▶ **Your goal**
Render every line of the records below as a Markdown table with the columns "Row" and "Text", numbering the rows in order. Leave out blank lines and the pictures.

▶ **Entries**

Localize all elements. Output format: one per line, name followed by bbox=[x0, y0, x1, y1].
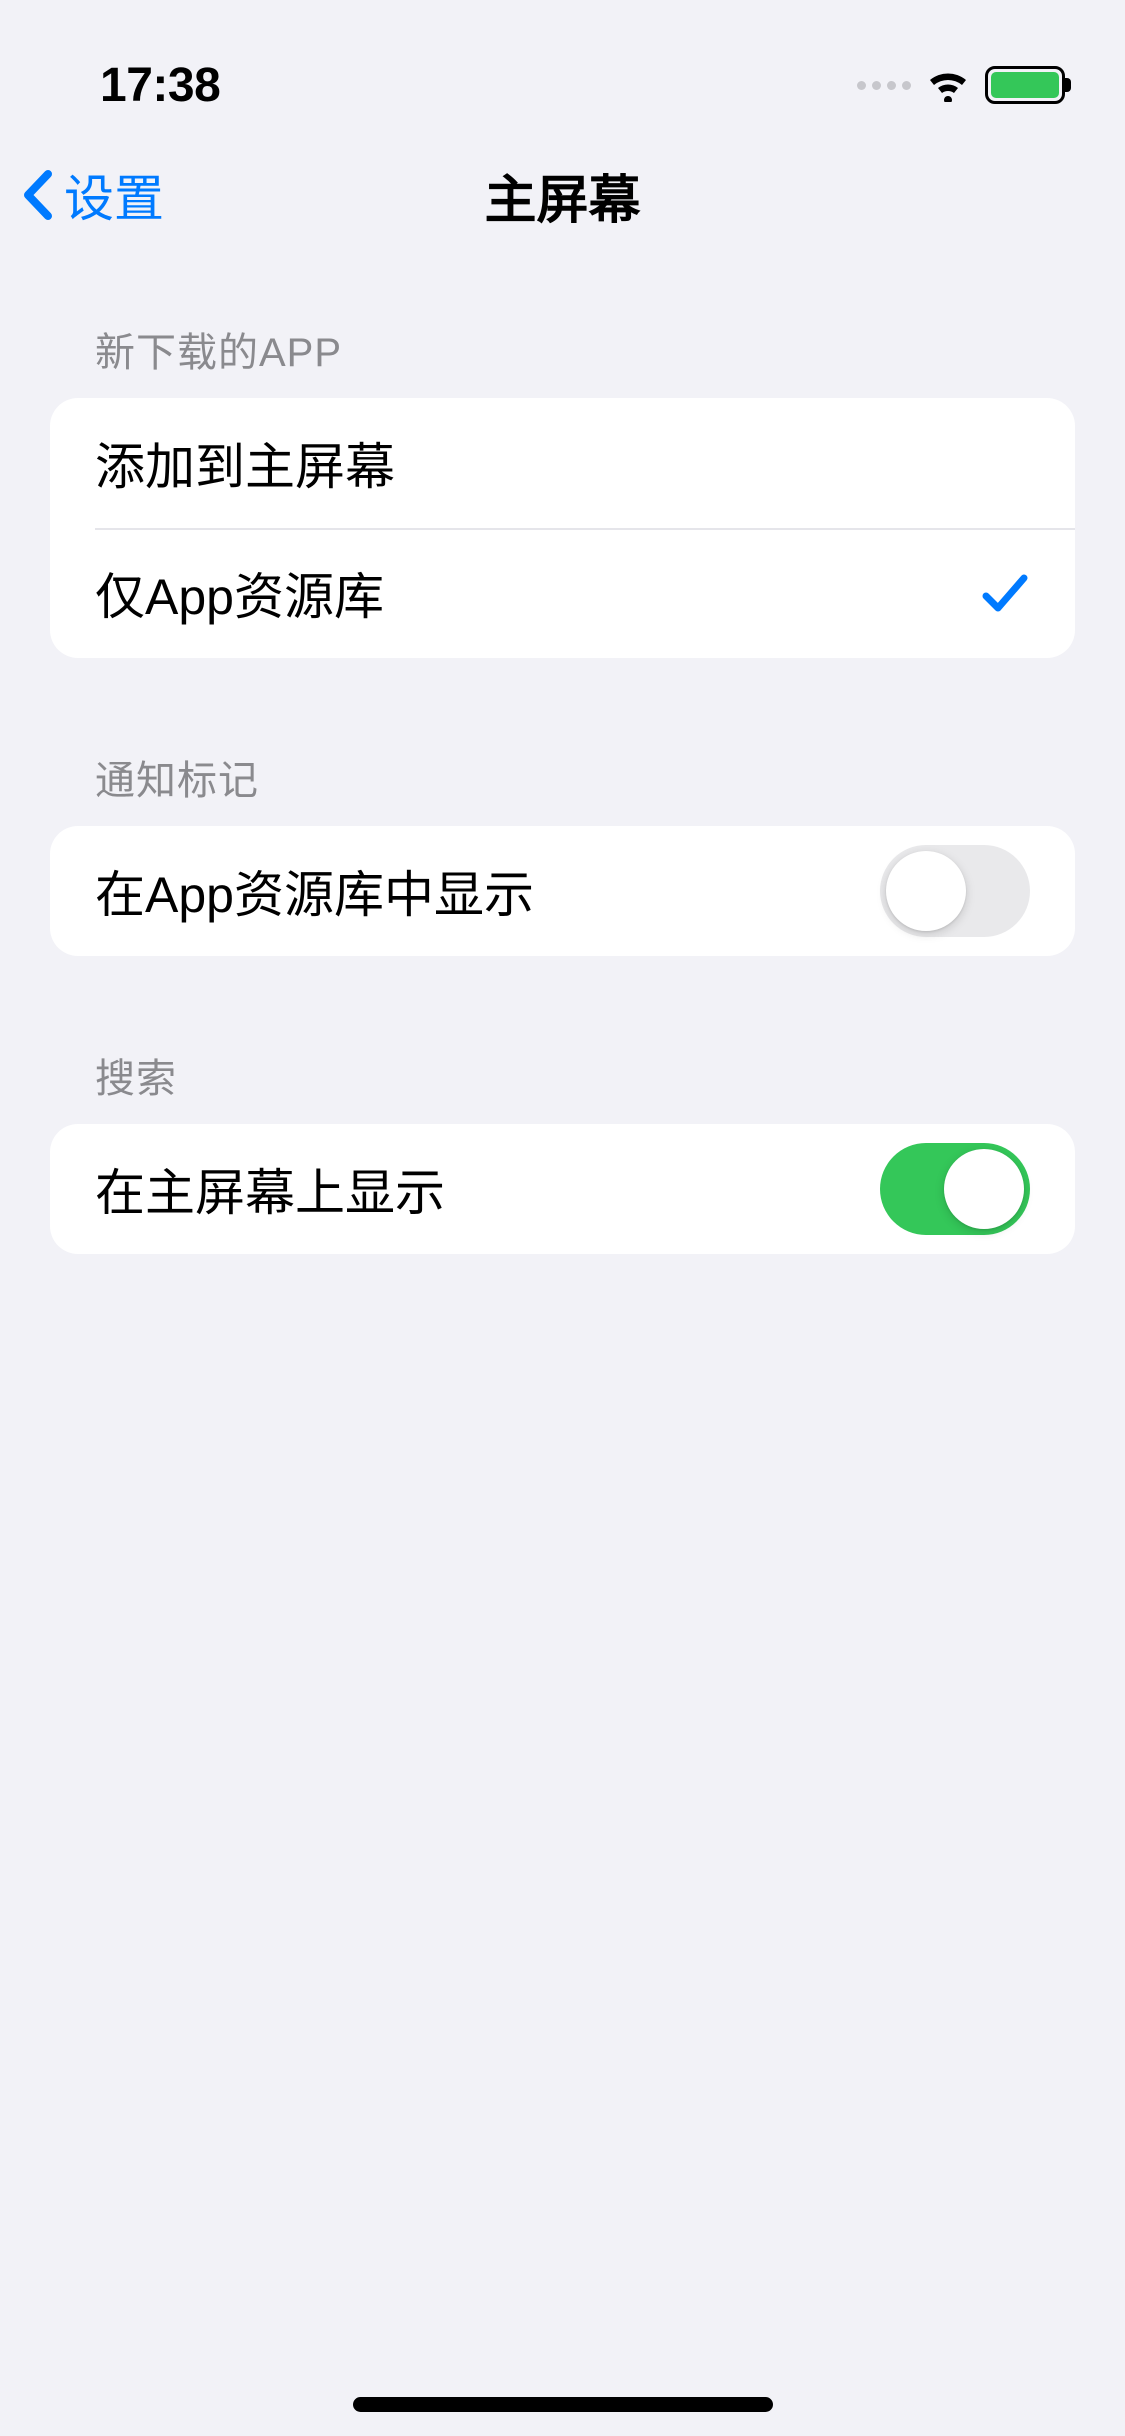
chevron-left-icon bbox=[20, 168, 56, 222]
row-show-in-library: 在App资源库中显示 bbox=[50, 826, 1075, 956]
row-label: 在主屏幕上显示 bbox=[95, 1153, 445, 1225]
status-indicators bbox=[857, 66, 1065, 104]
option-add-to-home[interactable]: 添加到主屏幕 bbox=[50, 398, 1075, 528]
section-header-new-downloads: 新下载的APP bbox=[50, 320, 1075, 398]
battery-icon bbox=[985, 66, 1065, 104]
page-title: 主屏幕 bbox=[20, 158, 1105, 233]
section-header-search: 搜索 bbox=[50, 1046, 1075, 1124]
group-new-downloads: 添加到主屏幕 仅App资源库 bbox=[50, 398, 1075, 658]
back-label: 设置 bbox=[64, 159, 164, 231]
nav-bar: 设置 主屏幕 bbox=[0, 130, 1125, 260]
checkmark-icon bbox=[980, 570, 1030, 616]
section-header-notification-badges: 通知标记 bbox=[50, 748, 1075, 826]
option-label: 仅App资源库 bbox=[95, 557, 384, 629]
status-time: 17:38 bbox=[100, 58, 220, 113]
group-search: 在主屏幕上显示 bbox=[50, 1124, 1075, 1254]
option-app-library-only[interactable]: 仅App资源库 bbox=[50, 528, 1075, 658]
toggle-show-in-library[interactable] bbox=[880, 845, 1030, 937]
content: 新下载的APP 添加到主屏幕 仅App资源库 通知标记 在App资源库中显示 搜… bbox=[0, 260, 1125, 1254]
row-show-on-home: 在主屏幕上显示 bbox=[50, 1124, 1075, 1254]
status-bar: 17:38 bbox=[0, 0, 1125, 130]
wifi-icon bbox=[925, 68, 971, 102]
row-label: 在App资源库中显示 bbox=[95, 855, 534, 927]
cellular-signal-icon bbox=[857, 81, 911, 90]
option-label: 添加到主屏幕 bbox=[95, 427, 395, 499]
back-button[interactable]: 设置 bbox=[20, 159, 164, 231]
toggle-show-on-home[interactable] bbox=[880, 1143, 1030, 1235]
group-notification-badges: 在App资源库中显示 bbox=[50, 826, 1075, 956]
home-indicator[interactable] bbox=[353, 2397, 773, 2412]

▶ **Output**
| Row | Text |
|---|---|
| 1 | Localize all elements. Output format: one per line, name followed by bbox=[x0, y0, x1, y1]. |
| 2 | chevron-left-icon bbox=[20, 168, 56, 222] |
| 3 | row-show-in-library: 在App资源库中显示 bbox=[50, 826, 1075, 956] |
| 4 | row-label: 在主屏幕上显示 bbox=[95, 1153, 445, 1225] |
| 5 | status-indicators bbox=[857, 66, 1065, 104] |
| 6 | option-add-to-home[interactable]: 添加到主屏幕 bbox=[50, 398, 1075, 528] |
| 7 | section-header-new-downloads: 新下载的APP bbox=[50, 320, 1075, 398] |
| 8 | battery-icon bbox=[985, 66, 1065, 104] |
| 9 | page-title: 主屏幕 bbox=[20, 158, 1105, 233] |
| 10 | section-header-search: 搜索 bbox=[50, 1046, 1075, 1124] |
| 11 | group-new-downloads: 添加到主屏幕 仅App资源库 bbox=[50, 398, 1075, 658] |
| 12 | back-label: 设置 bbox=[64, 159, 164, 231] |
| 13 | nav-bar: 设置 主屏幕 bbox=[0, 130, 1125, 260] |
| 14 | checkmark-icon bbox=[980, 570, 1030, 616] |
| 15 | section-header-notification-badges: 通知标记 bbox=[50, 748, 1075, 826] |
| 16 | option-label: 仅App资源库 bbox=[95, 557, 384, 629] |
| 17 | status-time: 17:38 bbox=[100, 58, 220, 113] |
| 18 | group-search: 在主屏幕上显示 bbox=[50, 1124, 1075, 1254] |
| 19 | option-app-library-only[interactable]: 仅App资源库 bbox=[50, 528, 1075, 658] |
| 20 | toggle-show-in-library[interactable] bbox=[880, 845, 1030, 937] |
| 21 | content: 新下载的APP 添加到主屏幕 仅App资源库 通知标记 在App资源库中显示 搜… bbox=[0, 260, 1125, 1254] |
| 22 | row-show-on-home: 在主屏幕上显示 bbox=[50, 1124, 1075, 1254] |
| 23 | status-bar: 17:38 bbox=[0, 0, 1125, 130] |
| 24 | wifi-icon bbox=[925, 68, 971, 102] |
| 25 | row-label: 在App资源库中显示 bbox=[95, 855, 534, 927] |
| 26 | cellular-signal-icon bbox=[857, 81, 911, 90] |
| 27 | option-label: 添加到主屏幕 bbox=[95, 427, 395, 499] |
| 28 | back-button[interactable]: 设置 bbox=[20, 159, 164, 231] |
| 29 | toggle-show-on-home[interactable] bbox=[880, 1143, 1030, 1235] |
| 30 | group-notification-badges: 在App资源库中显示 bbox=[50, 826, 1075, 956] |
| 31 | home-indicator[interactable] bbox=[353, 2397, 773, 2412] |